> _GIVEN REQUEST_: Set the following entries down again exactly, line by line.

(Data extracted from a collection)
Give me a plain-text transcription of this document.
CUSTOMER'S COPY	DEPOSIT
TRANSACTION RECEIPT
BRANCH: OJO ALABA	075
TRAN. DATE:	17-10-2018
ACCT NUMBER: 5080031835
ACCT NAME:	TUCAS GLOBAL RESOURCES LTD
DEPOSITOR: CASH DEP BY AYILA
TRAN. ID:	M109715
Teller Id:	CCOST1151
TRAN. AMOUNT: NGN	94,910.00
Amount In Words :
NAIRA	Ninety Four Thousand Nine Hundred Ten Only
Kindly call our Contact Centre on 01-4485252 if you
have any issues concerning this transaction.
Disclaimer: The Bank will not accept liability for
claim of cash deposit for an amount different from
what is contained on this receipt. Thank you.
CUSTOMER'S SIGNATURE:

> _WRITTEN REPLY_:
Give me a plain-text transcription of this document.
CUSTOMER'S COPY	DEPOSIT
TRANSACTION RECEIPT
BRANCH: OJO ALABA	075
TRAN. DATE:	17-10-2018
ACCT NUMBER: 5080031835
ACCT NAME:	TUCAS GLOBAL RESOURCES LTD
DEPOSITOR: CASH DEP BY AYILA
TRAN. ID:	M109715
Teller Id:	CCOST1151
TRAN. AMOUNT: NGN	94,910.00
Amount In Words :
NAIRA	Ninety Four Thousand Nine Hundred Ten Only
Kindly call our Contact Centre on 01-4485252 if you
have any issues concerning this transaction.
Disclaimer: The Bank will not accept liability for
claim of cash deposit for an amount different from
what is contained on this receipt. Thank you.
CUSTOMER'S SIGNATURE:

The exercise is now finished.